Written problem –
Repeat the material verbatim and drop the pictures.

** Start Dataset excerpts **

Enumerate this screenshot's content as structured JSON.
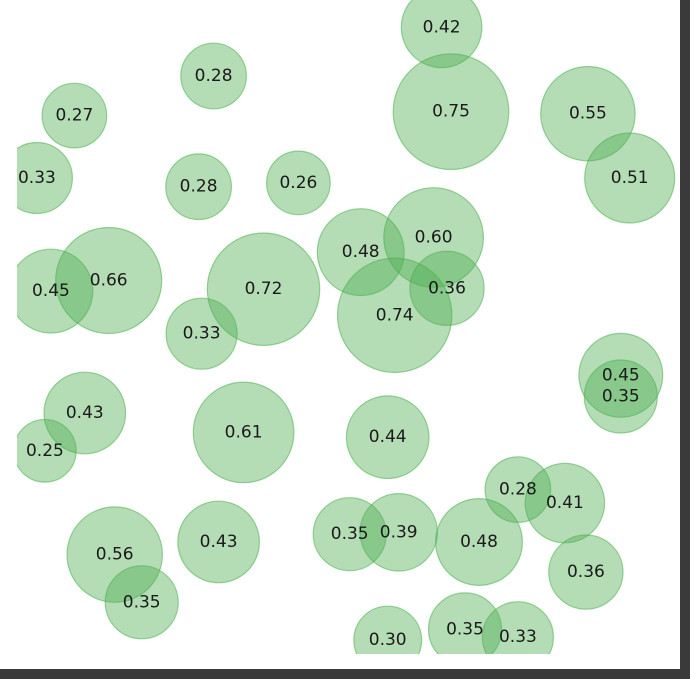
{
  "chart_data": {
    "type": "scatter",
    "marker": "circle",
    "color": "#4caf50",
    "x_range": [
      0,
      1
    ],
    "y_range": [
      0,
      1
    ],
    "axes_visible": false,
    "grid": false,
    "points": [
      {
        "x": 0.6634,
        "y": 1.0043,
        "size": 0.42,
        "label": "0.42"
      },
      {
        "x": 0.3072,
        "y": 0.9263,
        "size": 0.28,
        "label": "0.28"
      },
      {
        "x": 0.6781,
        "y": 0.869,
        "size": 0.75,
        "label": "0.75"
      },
      {
        "x": 0.0897,
        "y": 0.8628,
        "size": 0.27,
        "label": "0.27"
      },
      {
        "x": 0.8921,
        "y": 0.8659,
        "size": 0.55,
        "label": "0.55"
      },
      {
        "x": 0.0311,
        "y": 0.7628,
        "size": 0.33,
        "label": "0.33"
      },
      {
        "x": 0.9574,
        "y": 0.7628,
        "size": 0.51,
        "label": "0.51"
      },
      {
        "x": 0.2838,
        "y": 0.7488,
        "size": 0.28,
        "label": "0.28"
      },
      {
        "x": 0.4397,
        "y": 0.755,
        "size": 0.26,
        "label": "0.26"
      },
      {
        "x": 0.651,
        "y": 0.6674,
        "size": 0.6,
        "label": "0.60"
      },
      {
        "x": 0.5371,
        "y": 0.6441,
        "size": 0.48,
        "label": "0.48"
      },
      {
        "x": 0.1433,
        "y": 0.5986,
        "size": 0.66,
        "label": "0.66"
      },
      {
        "x": 0.3852,
        "y": 0.5846,
        "size": 0.72,
        "label": "0.72"
      },
      {
        "x": 0.053,
        "y": 0.5815,
        "size": 0.45,
        "label": "0.45"
      },
      {
        "x": 0.6719,
        "y": 0.5861,
        "size": 0.36,
        "label": "0.36"
      },
      {
        "x": 0.5902,
        "y": 0.5428,
        "size": 0.74,
        "label": "0.74"
      },
      {
        "x": 0.2885,
        "y": 0.5133,
        "size": 0.33,
        "label": "0.33"
      },
      {
        "x": 0.9434,
        "y": 0.4467,
        "size": 0.45,
        "label": "0.45"
      },
      {
        "x": 0.9434,
        "y": 0.4126,
        "size": 0.35,
        "label": "0.35"
      },
      {
        "x": 0.1059,
        "y": 0.3862,
        "size": 0.43,
        "label": "0.43"
      },
      {
        "x": 0.354,
        "y": 0.3552,
        "size": 0.61,
        "label": "0.61"
      },
      {
        "x": 0.5792,
        "y": 0.3474,
        "size": 0.44,
        "label": "0.44"
      },
      {
        "x": 0.0436,
        "y": 0.3257,
        "size": 0.25,
        "label": "0.25"
      },
      {
        "x": 0.7826,
        "y": 0.2635,
        "size": 0.28,
        "label": "0.28"
      },
      {
        "x": 0.8561,
        "y": 0.2418,
        "size": 0.41,
        "label": "0.41"
      },
      {
        "x": 0.315,
        "y": 0.1795,
        "size": 0.43,
        "label": "0.43"
      },
      {
        "x": 0.5199,
        "y": 0.192,
        "size": 0.35,
        "label": "0.35"
      },
      {
        "x": 0.5964,
        "y": 0.1951,
        "size": 0.39,
        "label": "0.39"
      },
      {
        "x": 0.7218,
        "y": 0.1795,
        "size": 0.48,
        "label": "0.48"
      },
      {
        "x": 0.1527,
        "y": 0.1593,
        "size": 0.56,
        "label": "0.56"
      },
      {
        "x": 0.8889,
        "y": 0.1313,
        "size": 0.36,
        "label": "0.36"
      },
      {
        "x": 0.1948,
        "y": 0.0829,
        "size": 0.35,
        "label": "0.35"
      },
      {
        "x": 0.7,
        "y": 0.0394,
        "size": 0.35,
        "label": "0.35"
      },
      {
        "x": 0.7826,
        "y": 0.0269,
        "size": 0.33,
        "label": "0.33"
      },
      {
        "x": 0.5792,
        "y": 0.0222,
        "size": 0.3,
        "label": "0.30"
      }
    ]
  }
}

** End Dataset excerpts **

Output of the task –
Enumerate this screenshot's content as structured JSON.
{
  "chart_data": {
    "type": "scatter",
    "marker": "circle",
    "color": "#4caf50",
    "x_range": [
      0,
      1
    ],
    "y_range": [
      0,
      1
    ],
    "axes_visible": false,
    "grid": false,
    "points": [
      {
        "x": 0.6634,
        "y": 1.0043,
        "size": 0.42,
        "label": "0.42"
      },
      {
        "x": 0.3072,
        "y": 0.9263,
        "size": 0.28,
        "label": "0.28"
      },
      {
        "x": 0.6781,
        "y": 0.869,
        "size": 0.75,
        "label": "0.75"
      },
      {
        "x": 0.0897,
        "y": 0.8628,
        "size": 0.27,
        "label": "0.27"
      },
      {
        "x": 0.8921,
        "y": 0.8659,
        "size": 0.55,
        "label": "0.55"
      },
      {
        "x": 0.0311,
        "y": 0.7628,
        "size": 0.33,
        "label": "0.33"
      },
      {
        "x": 0.9574,
        "y": 0.7628,
        "size": 0.51,
        "label": "0.51"
      },
      {
        "x": 0.2838,
        "y": 0.7488,
        "size": 0.28,
        "label": "0.28"
      },
      {
        "x": 0.4397,
        "y": 0.755,
        "size": 0.26,
        "label": "0.26"
      },
      {
        "x": 0.651,
        "y": 0.6674,
        "size": 0.6,
        "label": "0.60"
      },
      {
        "x": 0.5371,
        "y": 0.6441,
        "size": 0.48,
        "label": "0.48"
      },
      {
        "x": 0.1433,
        "y": 0.5986,
        "size": 0.66,
        "label": "0.66"
      },
      {
        "x": 0.3852,
        "y": 0.5846,
        "size": 0.72,
        "label": "0.72"
      },
      {
        "x": 0.053,
        "y": 0.5815,
        "size": 0.45,
        "label": "0.45"
      },
      {
        "x": 0.6719,
        "y": 0.5861,
        "size": 0.36,
        "label": "0.36"
      },
      {
        "x": 0.5902,
        "y": 0.5428,
        "size": 0.74,
        "label": "0.74"
      },
      {
        "x": 0.2885,
        "y": 0.5133,
        "size": 0.33,
        "label": "0.33"
      },
      {
        "x": 0.9434,
        "y": 0.4467,
        "size": 0.45,
        "label": "0.45"
      },
      {
        "x": 0.9434,
        "y": 0.4126,
        "size": 0.35,
        "label": "0.35"
      },
      {
        "x": 0.1059,
        "y": 0.3862,
        "size": 0.43,
        "label": "0.43"
      },
      {
        "x": 0.354,
        "y": 0.3552,
        "size": 0.61,
        "label": "0.61"
      },
      {
        "x": 0.5792,
        "y": 0.3474,
        "size": 0.44,
        "label": "0.44"
      },
      {
        "x": 0.0436,
        "y": 0.3257,
        "size": 0.25,
        "label": "0.25"
      },
      {
        "x": 0.7826,
        "y": 0.2635,
        "size": 0.28,
        "label": "0.28"
      },
      {
        "x": 0.8561,
        "y": 0.2418,
        "size": 0.41,
        "label": "0.41"
      },
      {
        "x": 0.315,
        "y": 0.1795,
        "size": 0.43,
        "label": "0.43"
      },
      {
        "x": 0.5199,
        "y": 0.192,
        "size": 0.35,
        "label": "0.35"
      },
      {
        "x": 0.5964,
        "y": 0.1951,
        "size": 0.39,
        "label": "0.39"
      },
      {
        "x": 0.7218,
        "y": 0.1795,
        "size": 0.48,
        "label": "0.48"
      },
      {
        "x": 0.1527,
        "y": 0.1593,
        "size": 0.56,
        "label": "0.56"
      },
      {
        "x": 0.8889,
        "y": 0.1313,
        "size": 0.36,
        "label": "0.36"
      },
      {
        "x": 0.1948,
        "y": 0.0829,
        "size": 0.35,
        "label": "0.35"
      },
      {
        "x": 0.7,
        "y": 0.0394,
        "size": 0.35,
        "label": "0.35"
      },
      {
        "x": 0.7826,
        "y": 0.0269,
        "size": 0.33,
        "label": "0.33"
      },
      {
        "x": 0.5792,
        "y": 0.0222,
        "size": 0.3,
        "label": "0.30"
      }
    ]
  }
}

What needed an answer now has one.